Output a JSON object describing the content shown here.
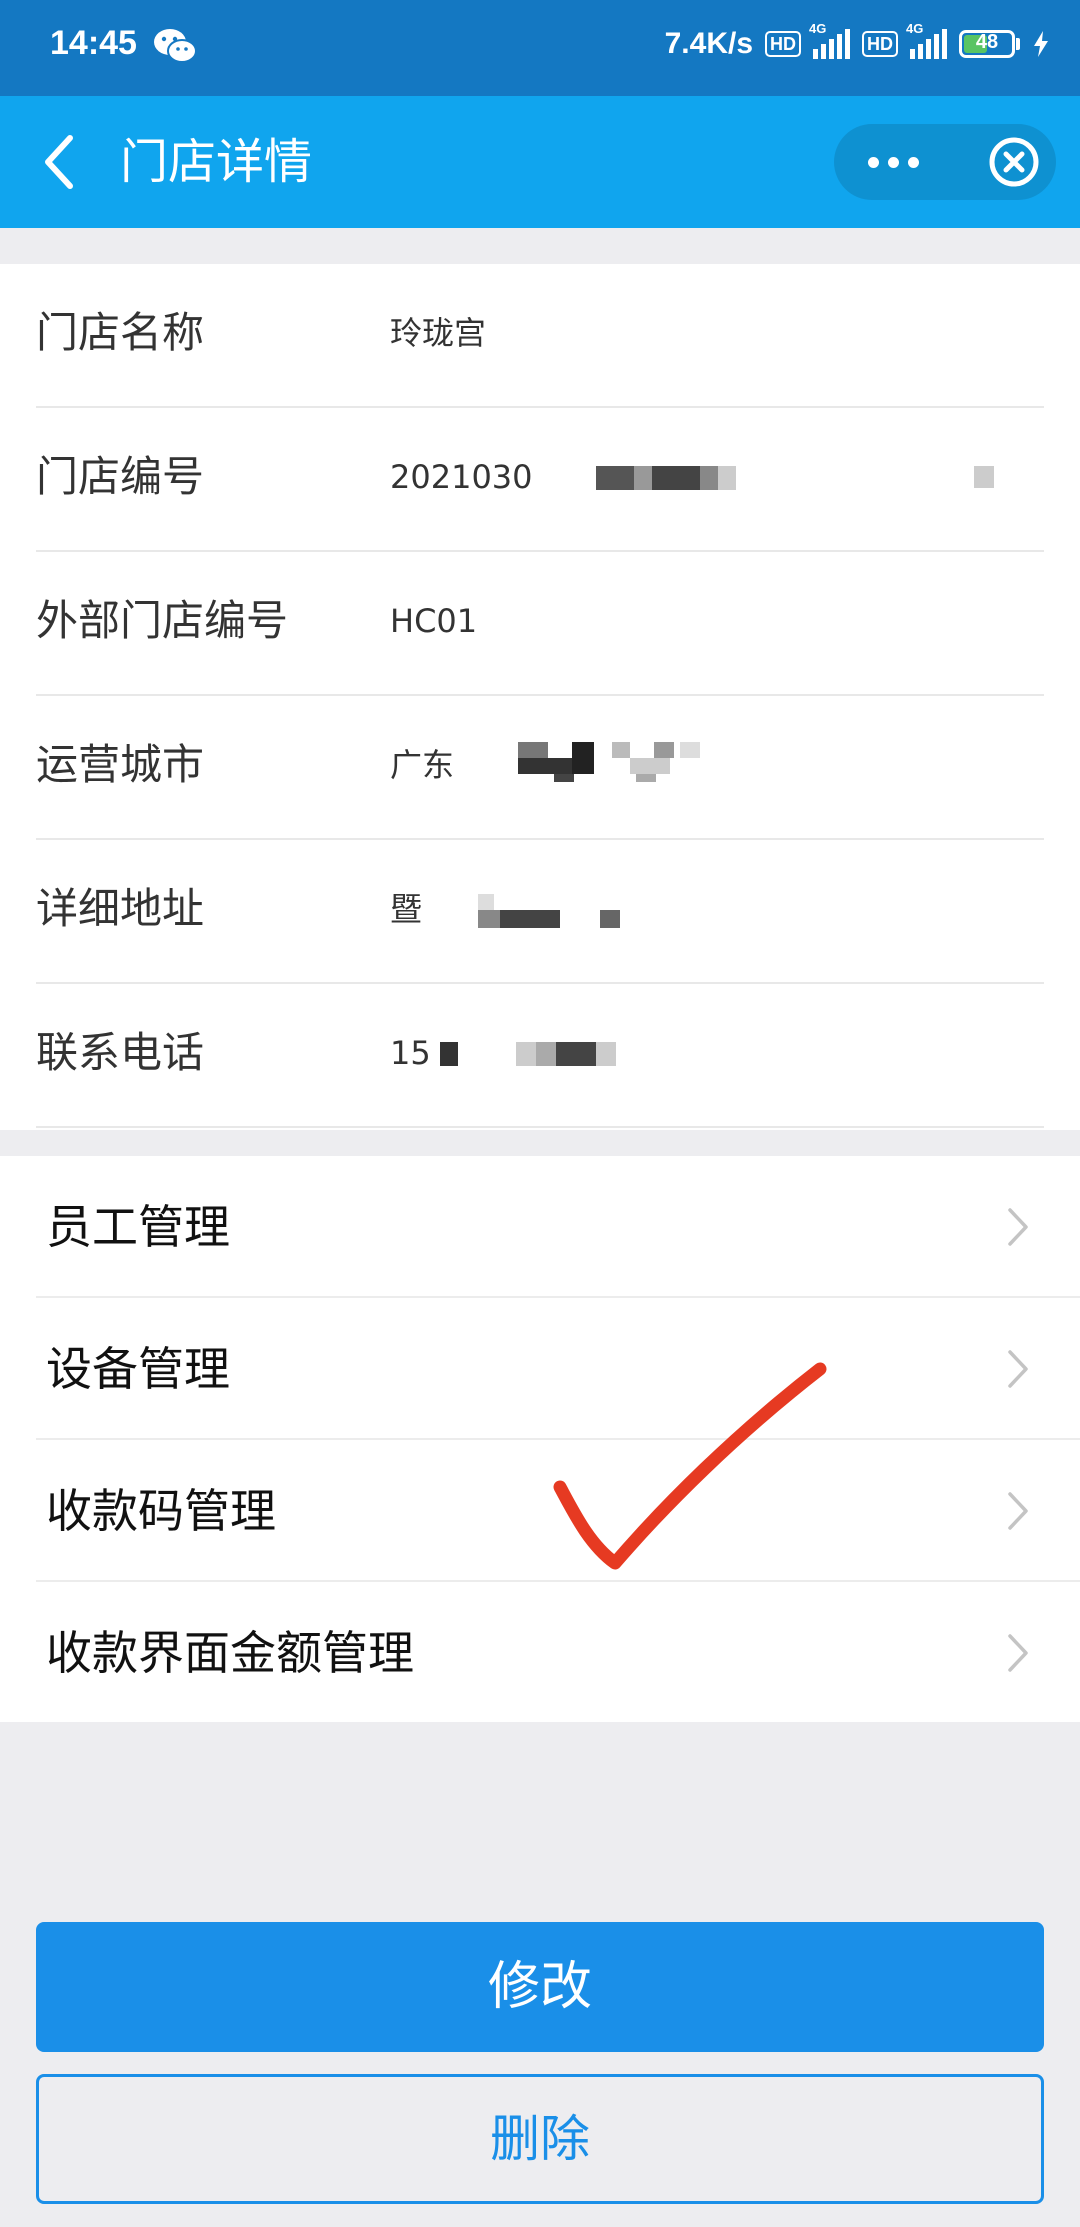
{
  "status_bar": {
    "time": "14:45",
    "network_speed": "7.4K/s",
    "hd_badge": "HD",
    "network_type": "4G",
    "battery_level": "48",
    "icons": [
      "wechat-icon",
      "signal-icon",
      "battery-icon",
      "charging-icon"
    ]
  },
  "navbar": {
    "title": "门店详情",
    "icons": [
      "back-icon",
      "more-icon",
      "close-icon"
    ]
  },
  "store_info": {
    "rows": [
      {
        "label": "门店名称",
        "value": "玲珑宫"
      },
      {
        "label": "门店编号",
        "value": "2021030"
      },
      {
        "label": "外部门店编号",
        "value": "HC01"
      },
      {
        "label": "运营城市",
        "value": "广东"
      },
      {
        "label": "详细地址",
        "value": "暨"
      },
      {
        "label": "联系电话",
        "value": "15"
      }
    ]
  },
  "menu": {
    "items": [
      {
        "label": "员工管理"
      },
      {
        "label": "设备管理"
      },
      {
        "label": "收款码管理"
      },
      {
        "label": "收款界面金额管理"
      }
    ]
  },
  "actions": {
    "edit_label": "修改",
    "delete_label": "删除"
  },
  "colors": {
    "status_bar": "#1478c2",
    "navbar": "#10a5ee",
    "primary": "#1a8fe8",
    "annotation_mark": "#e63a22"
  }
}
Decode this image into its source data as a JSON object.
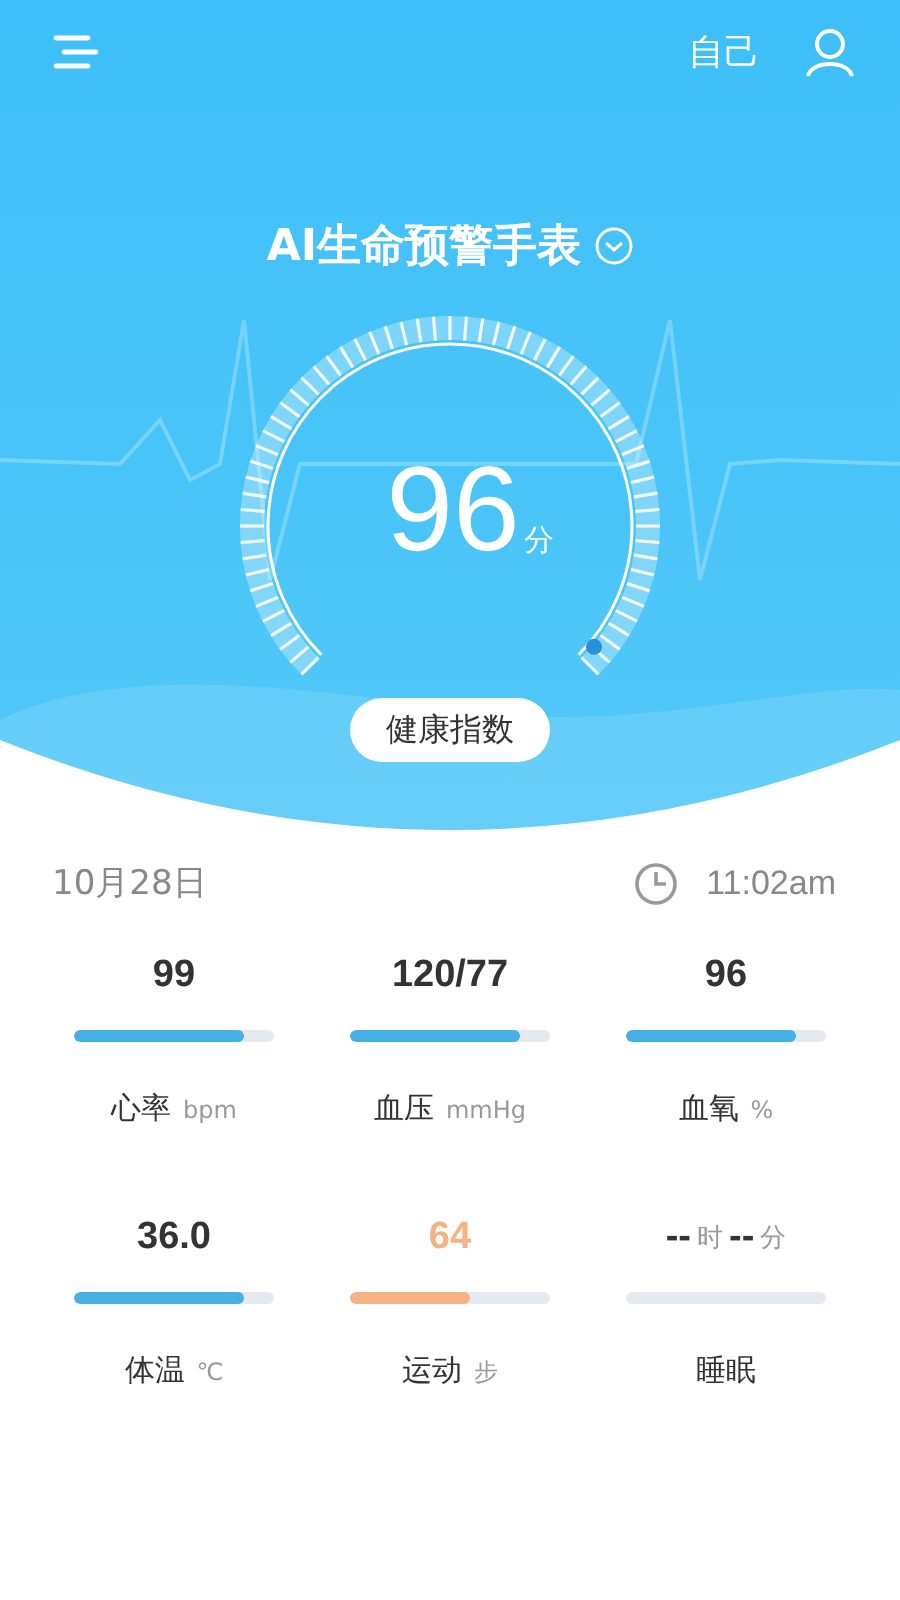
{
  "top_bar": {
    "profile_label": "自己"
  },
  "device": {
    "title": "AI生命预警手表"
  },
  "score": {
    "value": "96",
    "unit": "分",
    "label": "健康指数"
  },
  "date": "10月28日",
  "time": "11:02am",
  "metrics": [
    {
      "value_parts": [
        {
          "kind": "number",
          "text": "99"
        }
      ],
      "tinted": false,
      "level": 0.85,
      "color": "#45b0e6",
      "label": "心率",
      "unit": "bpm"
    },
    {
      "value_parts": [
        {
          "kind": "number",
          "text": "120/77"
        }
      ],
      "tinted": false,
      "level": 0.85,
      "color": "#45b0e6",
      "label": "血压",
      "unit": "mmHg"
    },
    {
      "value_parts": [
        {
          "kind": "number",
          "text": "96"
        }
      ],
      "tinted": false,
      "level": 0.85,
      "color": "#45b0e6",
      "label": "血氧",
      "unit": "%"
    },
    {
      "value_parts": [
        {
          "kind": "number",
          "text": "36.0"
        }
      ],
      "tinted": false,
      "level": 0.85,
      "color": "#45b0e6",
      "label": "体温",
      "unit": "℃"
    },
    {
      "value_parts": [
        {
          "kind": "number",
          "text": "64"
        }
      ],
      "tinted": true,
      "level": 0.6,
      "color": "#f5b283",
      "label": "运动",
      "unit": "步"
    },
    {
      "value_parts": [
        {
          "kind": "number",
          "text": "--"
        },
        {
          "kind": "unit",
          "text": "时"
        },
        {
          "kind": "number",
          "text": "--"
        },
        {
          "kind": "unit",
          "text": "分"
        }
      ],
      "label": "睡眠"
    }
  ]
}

● ● ● ●

■ Written task: With pictures omitted, copy exactly the lines from the one containing "Decode this image" through the final line of the listing, both included.

■ Exercise result:
Decode this image into its source data as a JSON object.
{
  "top_bar": {
    "profile_label": "自己"
  },
  "device": {
    "title": "AI生命预警手表"
  },
  "score": {
    "value": "96",
    "unit": "分",
    "label": "健康指数"
  },
  "date": "10月28日",
  "time": "11:02am",
  "metrics": [
    {
      "value_parts": [
        {
          "kind": "number",
          "text": "99"
        }
      ],
      "tinted": false,
      "level": 0.85,
      "color": "#45b0e6",
      "label": "心率",
      "unit": "bpm"
    },
    {
      "value_parts": [
        {
          "kind": "number",
          "text": "120/77"
        }
      ],
      "tinted": false,
      "level": 0.85,
      "color": "#45b0e6",
      "label": "血压",
      "unit": "mmHg"
    },
    {
      "value_parts": [
        {
          "kind": "number",
          "text": "96"
        }
      ],
      "tinted": false,
      "level": 0.85,
      "color": "#45b0e6",
      "label": "血氧",
      "unit": "%"
    },
    {
      "value_parts": [
        {
          "kind": "number",
          "text": "36.0"
        }
      ],
      "tinted": false,
      "level": 0.85,
      "color": "#45b0e6",
      "label": "体温",
      "unit": "℃"
    },
    {
      "value_parts": [
        {
          "kind": "number",
          "text": "64"
        }
      ],
      "tinted": true,
      "level": 0.6,
      "color": "#f5b283",
      "label": "运动",
      "unit": "步"
    },
    {
      "value_parts": [
        {
          "kind": "number",
          "text": "--"
        },
        {
          "kind": "unit",
          "text": "时"
        },
        {
          "kind": "number",
          "text": "--"
        },
        {
          "kind": "unit",
          "text": "分"
        }
      ],
      "label": "睡眠"
    }
  ]
}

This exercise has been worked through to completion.